Data records

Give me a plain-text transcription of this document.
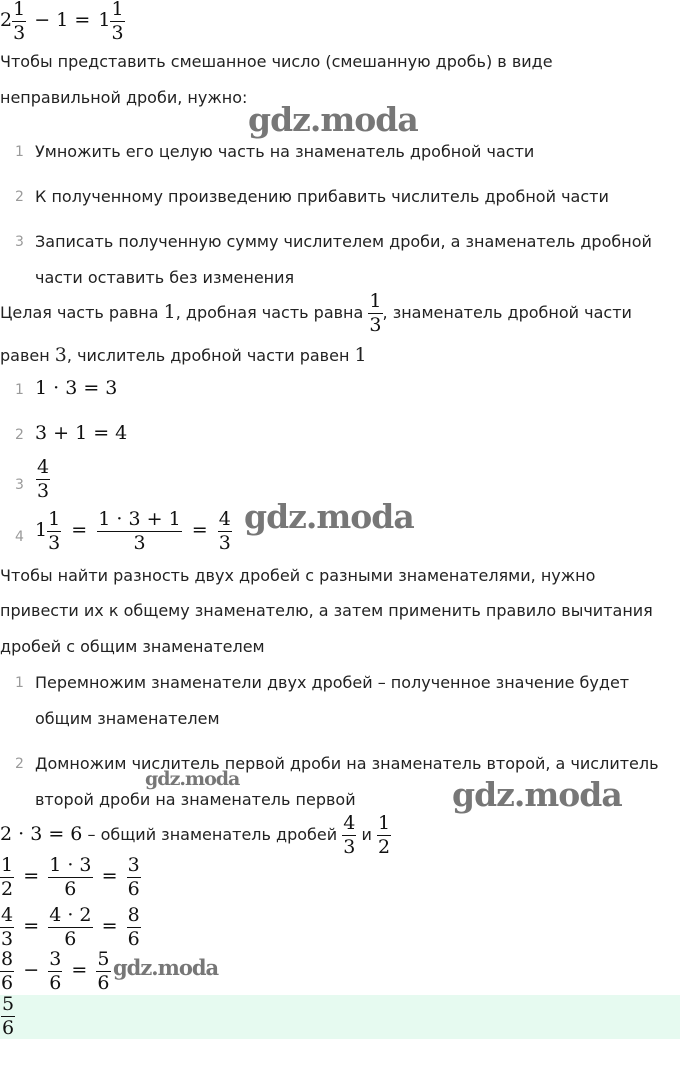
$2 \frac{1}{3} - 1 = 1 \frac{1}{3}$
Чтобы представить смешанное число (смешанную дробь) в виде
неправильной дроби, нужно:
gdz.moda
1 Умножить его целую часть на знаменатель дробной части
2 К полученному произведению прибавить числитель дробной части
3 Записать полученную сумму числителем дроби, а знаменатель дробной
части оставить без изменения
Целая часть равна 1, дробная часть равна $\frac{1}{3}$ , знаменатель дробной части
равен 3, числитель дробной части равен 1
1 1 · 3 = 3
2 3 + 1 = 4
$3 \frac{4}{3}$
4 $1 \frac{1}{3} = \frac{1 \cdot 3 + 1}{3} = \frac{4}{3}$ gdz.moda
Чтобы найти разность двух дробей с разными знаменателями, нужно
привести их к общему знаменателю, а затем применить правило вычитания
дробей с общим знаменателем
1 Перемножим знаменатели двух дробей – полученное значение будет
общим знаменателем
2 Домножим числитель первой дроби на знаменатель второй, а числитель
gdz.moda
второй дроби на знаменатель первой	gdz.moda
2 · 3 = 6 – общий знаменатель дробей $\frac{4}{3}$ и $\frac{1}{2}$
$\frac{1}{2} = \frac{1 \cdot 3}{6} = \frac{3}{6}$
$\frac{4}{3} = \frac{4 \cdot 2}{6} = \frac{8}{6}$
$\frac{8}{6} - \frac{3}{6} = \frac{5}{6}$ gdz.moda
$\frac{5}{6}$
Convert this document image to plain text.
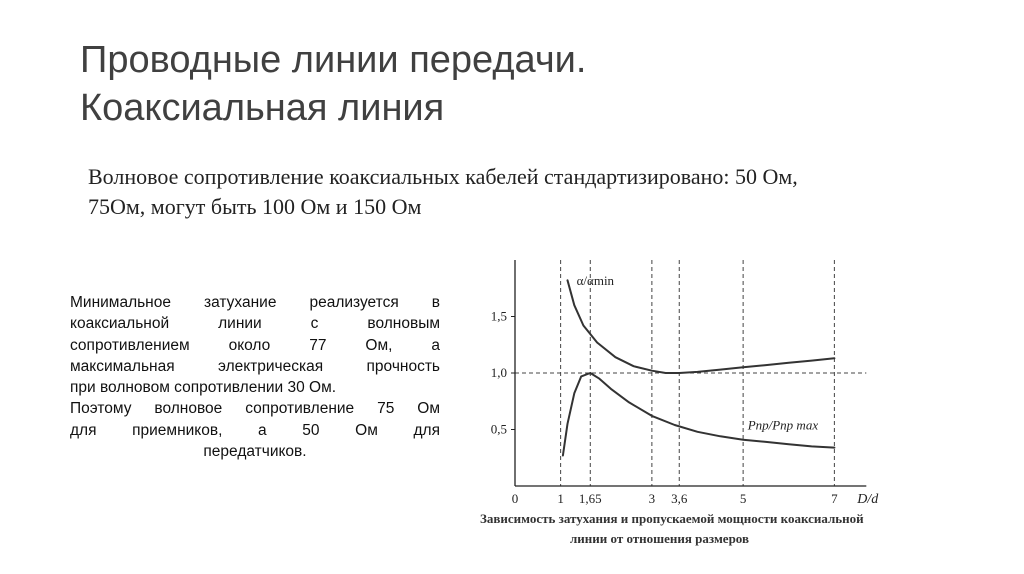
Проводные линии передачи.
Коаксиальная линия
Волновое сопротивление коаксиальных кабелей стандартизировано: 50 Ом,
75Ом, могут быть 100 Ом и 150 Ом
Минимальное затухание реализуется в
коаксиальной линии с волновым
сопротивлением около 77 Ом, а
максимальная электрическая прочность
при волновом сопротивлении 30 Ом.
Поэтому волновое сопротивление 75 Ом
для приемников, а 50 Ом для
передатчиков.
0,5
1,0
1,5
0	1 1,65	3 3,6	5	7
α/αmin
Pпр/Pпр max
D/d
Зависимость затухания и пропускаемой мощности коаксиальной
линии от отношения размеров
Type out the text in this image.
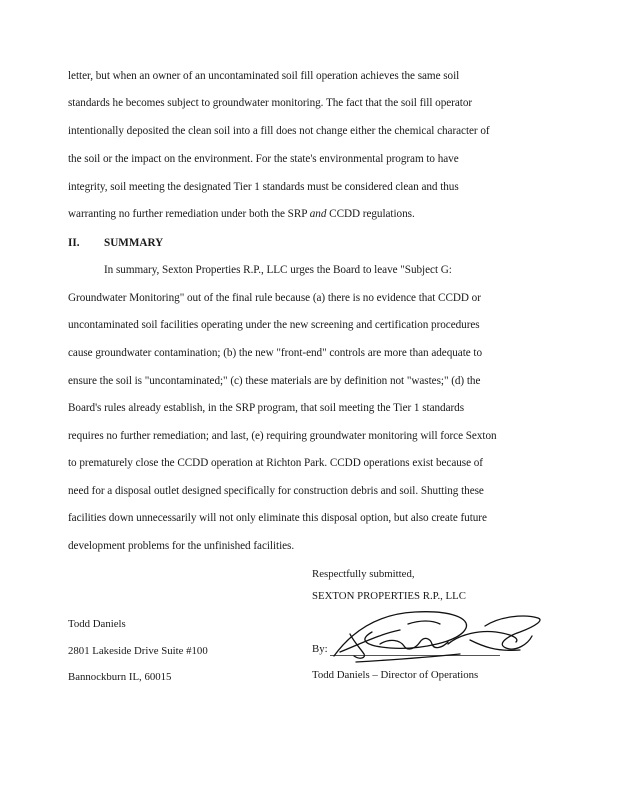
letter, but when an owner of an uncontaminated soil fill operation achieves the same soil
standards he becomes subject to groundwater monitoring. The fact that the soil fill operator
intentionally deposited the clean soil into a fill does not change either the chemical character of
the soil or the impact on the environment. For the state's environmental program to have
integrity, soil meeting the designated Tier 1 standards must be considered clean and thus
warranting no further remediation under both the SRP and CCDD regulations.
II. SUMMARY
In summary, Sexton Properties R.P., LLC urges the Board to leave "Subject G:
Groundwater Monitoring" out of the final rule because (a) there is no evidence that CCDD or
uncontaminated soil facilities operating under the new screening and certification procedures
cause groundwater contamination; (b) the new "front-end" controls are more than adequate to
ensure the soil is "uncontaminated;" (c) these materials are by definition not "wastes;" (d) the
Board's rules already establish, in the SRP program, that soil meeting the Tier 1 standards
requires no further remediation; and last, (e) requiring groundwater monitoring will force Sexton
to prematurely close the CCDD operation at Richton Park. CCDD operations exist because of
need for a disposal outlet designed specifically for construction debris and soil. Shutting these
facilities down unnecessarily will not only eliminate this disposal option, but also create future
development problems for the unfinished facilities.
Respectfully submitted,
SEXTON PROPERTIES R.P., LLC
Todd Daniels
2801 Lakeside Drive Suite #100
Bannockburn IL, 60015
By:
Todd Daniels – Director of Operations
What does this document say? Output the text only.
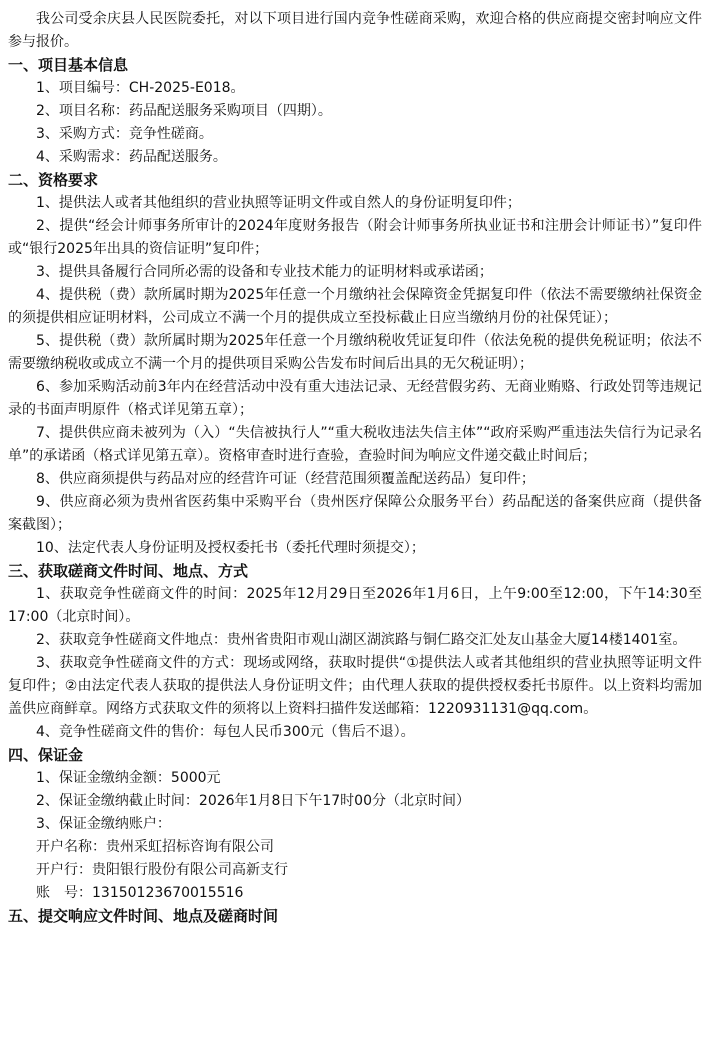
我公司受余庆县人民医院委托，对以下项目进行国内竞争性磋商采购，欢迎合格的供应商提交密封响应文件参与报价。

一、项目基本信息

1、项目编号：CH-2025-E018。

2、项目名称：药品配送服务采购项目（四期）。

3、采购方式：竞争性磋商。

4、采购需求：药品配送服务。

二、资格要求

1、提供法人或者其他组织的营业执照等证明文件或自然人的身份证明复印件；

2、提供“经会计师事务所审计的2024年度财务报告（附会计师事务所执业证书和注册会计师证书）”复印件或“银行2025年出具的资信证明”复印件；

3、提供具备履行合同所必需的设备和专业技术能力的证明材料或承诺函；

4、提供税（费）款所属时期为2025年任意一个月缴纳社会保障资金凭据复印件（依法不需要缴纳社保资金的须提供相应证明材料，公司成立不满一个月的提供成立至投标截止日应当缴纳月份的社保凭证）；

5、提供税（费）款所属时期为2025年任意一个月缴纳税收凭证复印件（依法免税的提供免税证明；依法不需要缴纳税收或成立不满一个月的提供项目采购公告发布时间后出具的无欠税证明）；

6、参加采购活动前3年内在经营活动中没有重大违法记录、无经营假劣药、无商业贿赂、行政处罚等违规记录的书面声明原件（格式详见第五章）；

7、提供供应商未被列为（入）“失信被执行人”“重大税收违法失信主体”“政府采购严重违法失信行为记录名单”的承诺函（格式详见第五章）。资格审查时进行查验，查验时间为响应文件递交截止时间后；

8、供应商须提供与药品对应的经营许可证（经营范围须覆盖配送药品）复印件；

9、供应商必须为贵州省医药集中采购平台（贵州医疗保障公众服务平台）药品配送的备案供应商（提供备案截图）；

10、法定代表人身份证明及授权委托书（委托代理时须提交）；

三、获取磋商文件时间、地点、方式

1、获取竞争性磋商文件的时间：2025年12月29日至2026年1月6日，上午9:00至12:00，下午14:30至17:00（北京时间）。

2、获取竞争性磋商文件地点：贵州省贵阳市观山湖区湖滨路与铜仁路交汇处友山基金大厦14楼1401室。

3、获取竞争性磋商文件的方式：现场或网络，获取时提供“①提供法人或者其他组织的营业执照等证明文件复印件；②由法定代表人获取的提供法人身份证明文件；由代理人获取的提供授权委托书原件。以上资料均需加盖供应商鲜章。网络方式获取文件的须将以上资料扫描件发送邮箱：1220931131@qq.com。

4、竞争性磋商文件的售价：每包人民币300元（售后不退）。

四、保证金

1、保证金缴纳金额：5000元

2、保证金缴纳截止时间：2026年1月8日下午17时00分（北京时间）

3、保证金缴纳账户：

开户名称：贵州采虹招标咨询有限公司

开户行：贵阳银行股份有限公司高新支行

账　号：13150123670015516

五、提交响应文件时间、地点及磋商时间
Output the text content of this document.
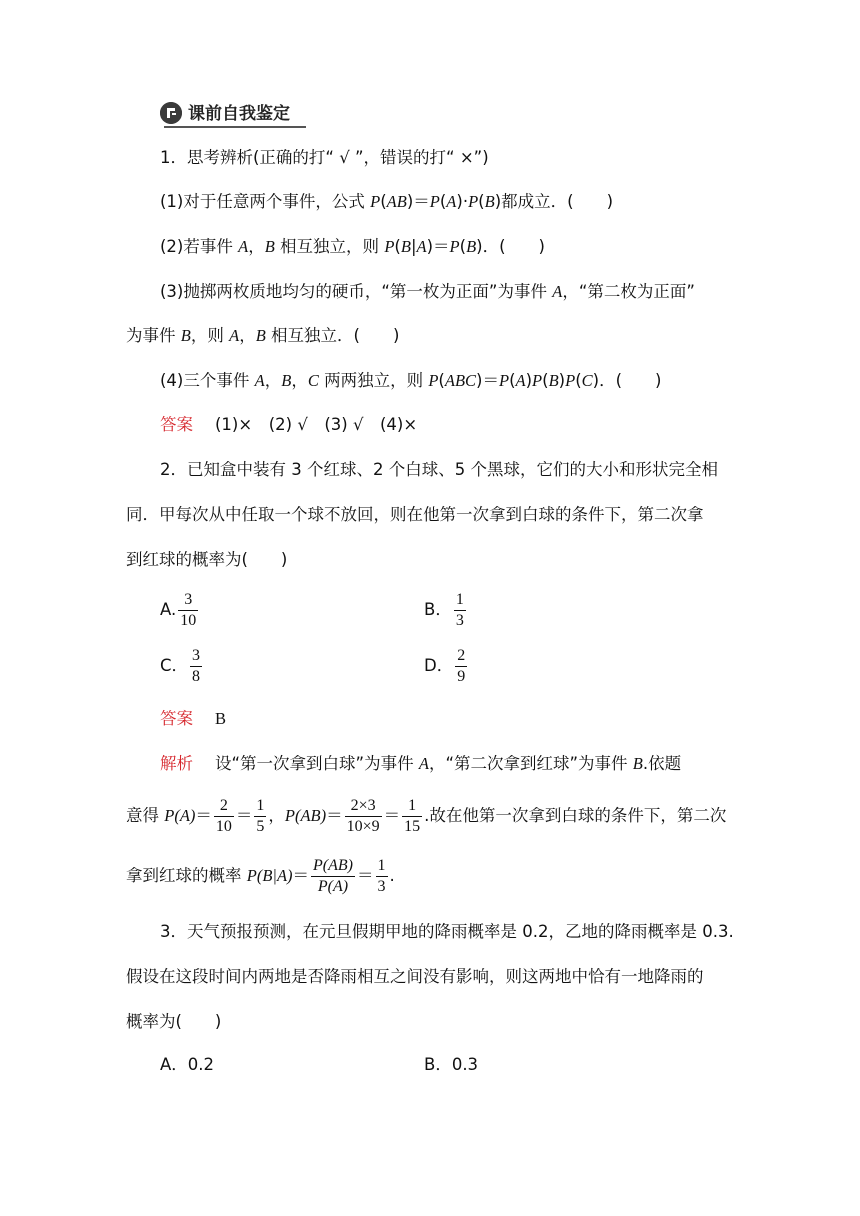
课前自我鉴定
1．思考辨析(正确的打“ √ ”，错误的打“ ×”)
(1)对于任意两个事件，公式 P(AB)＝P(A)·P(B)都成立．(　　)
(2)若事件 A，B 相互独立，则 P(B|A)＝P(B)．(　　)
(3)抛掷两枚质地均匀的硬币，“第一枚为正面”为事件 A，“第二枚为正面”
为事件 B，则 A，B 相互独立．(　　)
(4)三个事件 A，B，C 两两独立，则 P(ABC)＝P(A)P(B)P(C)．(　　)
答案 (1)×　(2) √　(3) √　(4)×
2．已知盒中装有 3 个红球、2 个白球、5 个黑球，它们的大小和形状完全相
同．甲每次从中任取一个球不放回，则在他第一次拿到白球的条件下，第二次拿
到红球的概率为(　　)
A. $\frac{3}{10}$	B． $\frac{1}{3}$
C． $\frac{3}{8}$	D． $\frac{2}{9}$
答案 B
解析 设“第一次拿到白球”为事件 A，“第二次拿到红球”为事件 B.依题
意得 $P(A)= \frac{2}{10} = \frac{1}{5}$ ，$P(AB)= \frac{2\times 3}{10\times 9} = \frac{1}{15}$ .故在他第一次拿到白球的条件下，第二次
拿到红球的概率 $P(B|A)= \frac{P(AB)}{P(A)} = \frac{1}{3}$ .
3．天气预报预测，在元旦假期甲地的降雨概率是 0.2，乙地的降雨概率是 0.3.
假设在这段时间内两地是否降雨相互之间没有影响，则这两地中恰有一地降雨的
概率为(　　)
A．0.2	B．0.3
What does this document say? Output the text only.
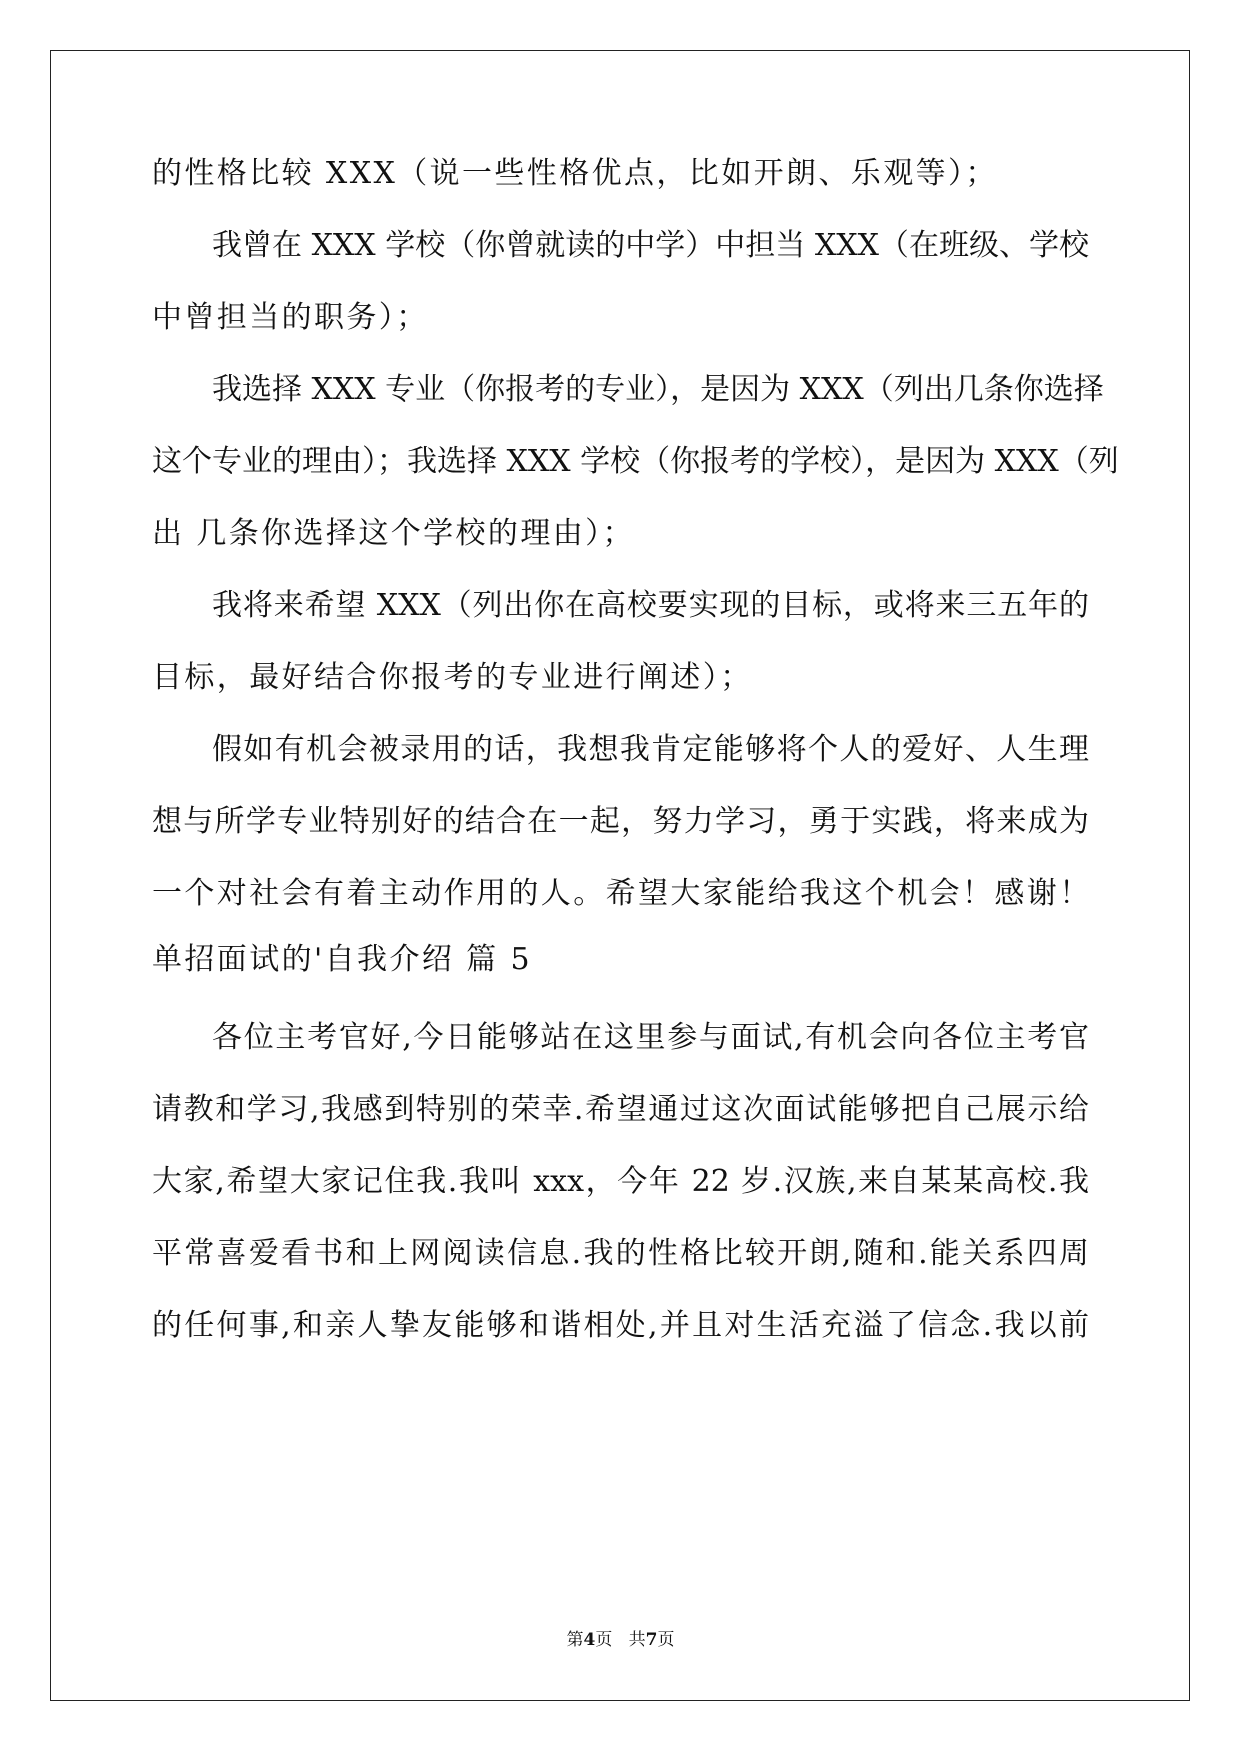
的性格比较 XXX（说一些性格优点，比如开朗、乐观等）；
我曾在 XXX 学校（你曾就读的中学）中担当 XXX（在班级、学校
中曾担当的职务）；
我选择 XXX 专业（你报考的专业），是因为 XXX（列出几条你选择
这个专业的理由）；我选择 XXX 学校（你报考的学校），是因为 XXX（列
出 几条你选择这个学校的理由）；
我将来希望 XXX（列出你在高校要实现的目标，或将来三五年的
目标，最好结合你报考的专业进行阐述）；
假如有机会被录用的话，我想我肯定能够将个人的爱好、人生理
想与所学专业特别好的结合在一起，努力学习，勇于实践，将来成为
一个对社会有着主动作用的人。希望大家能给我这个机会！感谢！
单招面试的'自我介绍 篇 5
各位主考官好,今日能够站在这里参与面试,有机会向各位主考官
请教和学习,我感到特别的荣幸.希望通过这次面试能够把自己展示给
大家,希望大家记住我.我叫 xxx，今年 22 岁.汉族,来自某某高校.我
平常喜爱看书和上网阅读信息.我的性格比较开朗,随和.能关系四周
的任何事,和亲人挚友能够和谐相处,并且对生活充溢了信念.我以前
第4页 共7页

> [REQUIREMENT] Pick out the lines that contain "under" and copy them.

> [RIGHT ANSWER]
warranting no further remediation under both the SRP and CCDD regulations.
uncontaminated soil facilities operating under the new screening and certification procedures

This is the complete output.